**Objective**
Exact reproduction of the data is required, with images excluded.

Dataset items:
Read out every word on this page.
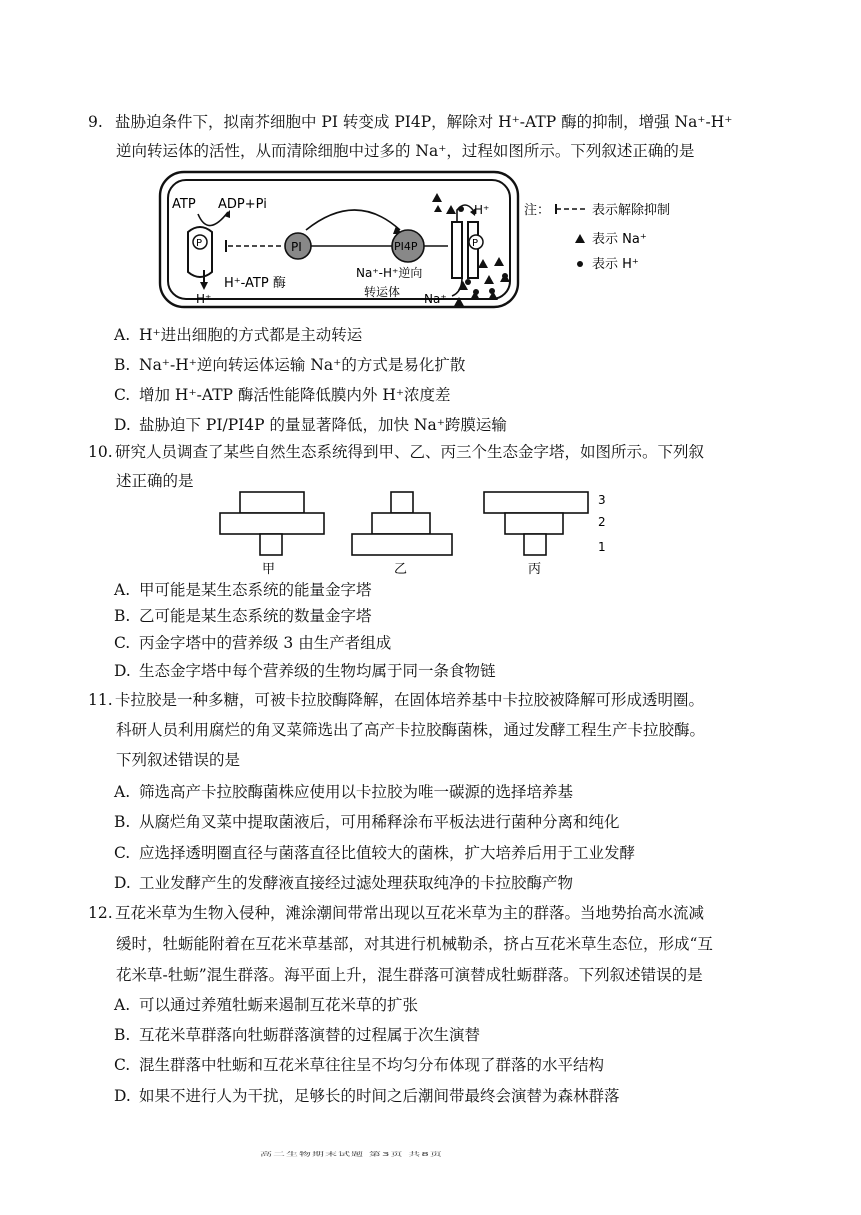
9. 盐胁迫条件下，拟南芥细胞中 PI 转变成 PI4P，解除对 H⁺-ATP 酶的抑制，增强 Na⁺-H⁺
逆向转运体的活性，从而清除细胞中过多的 Na⁺，过程如图所示。下列叙述正确的是
P
H⁺
ATP ADP+Pi
H⁺-ATP 酶
PI	PI4P	P
H⁺
Na⁺-H⁺逆向
转运体 Na⁺
注：	表示解除抑制
表示 Na⁺
表示 H⁺
A. H⁺进出细胞的方式都是主动转运
B. Na⁺-H⁺逆向转运体运输 Na⁺的方式是易化扩散
C. 增加 H⁺-ATP 酶活性能降低膜内外 H⁺浓度差
D. 盐胁迫下 PI/PI4P 的量显著降低，加快 Na⁺跨膜运输
10. 研究人员调查了某些自然生态系统得到甲、乙、丙三个生态金字塔，如图所示。下列叙
述正确的是
甲	乙	丙
3
2
1
A. 甲可能是某生态系统的能量金字塔
B. 乙可能是某生态系统的数量金字塔
C. 丙金字塔中的营养级 3 由生产者组成
D. 生态金字塔中每个营养级的生物均属于同一条食物链
11. 卡拉胶是一种多糖，可被卡拉胶酶降解，在固体培养基中卡拉胶被降解可形成透明圈。
科研人员利用腐烂的角叉菜筛选出了高产卡拉胶酶菌株，通过发酵工程生产卡拉胶酶。
下列叙述错误的是
A. 筛选高产卡拉胶酶菌株应使用以卡拉胶为唯一碳源的选择培养基
B. 从腐烂角叉菜中提取菌液后，可用稀释涂布平板法进行菌种分离和纯化
C. 应选择透明圈直径与菌落直径比值较大的菌株，扩大培养后用于工业发酵
D. 工业发酵产生的发酵液直接经过滤处理获取纯净的卡拉胶酶产物
12. 互花米草为生物入侵种，滩涂潮间带常出现以互花米草为主的群落。当地势抬高水流减
缓时，牡蛎能附着在互花米草基部，对其进行机械勒杀，挤占互花米草生态位，形成“互
花米草-牡蛎”混生群落。海平面上升，混生群落可演替成牡蛎群落。下列叙述错误的是
A. 可以通过养殖牡蛎来遏制互花米草的扩张
B. 互花米草群落向牡蛎群落演替的过程属于次生演替
C. 混生群落中牡蛎和互花米草往往呈不均匀分布体现了群落的水平结构
D. 如果不进行人为干扰，足够长的时间之后潮间带最终会演替为森林群落
高二生物期末试题 第3页 共8页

**Response**
Read out every word on this page.
9. 盐胁迫条件下，拟南芥细胞中 PI 转变成 PI4P，解除对 H⁺-ATP 酶的抑制，增强 Na⁺-H⁺
逆向转运体的活性，从而清除细胞中过多的 Na⁺，过程如图所示。下列叙述正确的是
P
H⁺
ATP ADP+Pi
H⁺-ATP 酶
PI	PI4P	P
H⁺
Na⁺-H⁺逆向
转运体 Na⁺
注：	表示解除抑制
表示 Na⁺
表示 H⁺
A. H⁺进出细胞的方式都是主动转运
B. Na⁺-H⁺逆向转运体运输 Na⁺的方式是易化扩散
C. 增加 H⁺-ATP 酶活性能降低膜内外 H⁺浓度差
D. 盐胁迫下 PI/PI4P 的量显著降低，加快 Na⁺跨膜运输
10. 研究人员调查了某些自然生态系统得到甲、乙、丙三个生态金字塔，如图所示。下列叙
述正确的是
甲	乙	丙
3
2
1
A. 甲可能是某生态系统的能量金字塔
B. 乙可能是某生态系统的数量金字塔
C. 丙金字塔中的营养级 3 由生产者组成
D. 生态金字塔中每个营养级的生物均属于同一条食物链
11. 卡拉胶是一种多糖，可被卡拉胶酶降解，在固体培养基中卡拉胶被降解可形成透明圈。
科研人员利用腐烂的角叉菜筛选出了高产卡拉胶酶菌株，通过发酵工程生产卡拉胶酶。
下列叙述错误的是
A. 筛选高产卡拉胶酶菌株应使用以卡拉胶为唯一碳源的选择培养基
B. 从腐烂角叉菜中提取菌液后，可用稀释涂布平板法进行菌种分离和纯化
C. 应选择透明圈直径与菌落直径比值较大的菌株，扩大培养后用于工业发酵
D. 工业发酵产生的发酵液直接经过滤处理获取纯净的卡拉胶酶产物
12. 互花米草为生物入侵种，滩涂潮间带常出现以互花米草为主的群落。当地势抬高水流减
缓时，牡蛎能附着在互花米草基部，对其进行机械勒杀，挤占互花米草生态位，形成“互
花米草-牡蛎”混生群落。海平面上升，混生群落可演替成牡蛎群落。下列叙述错误的是
A. 可以通过养殖牡蛎来遏制互花米草的扩张
B. 互花米草群落向牡蛎群落演替的过程属于次生演替
C. 混生群落中牡蛎和互花米草往往呈不均匀分布体现了群落的水平结构
D. 如果不进行人为干扰，足够长的时间之后潮间带最终会演替为森林群落
高二生物期末试题 第3页 共8页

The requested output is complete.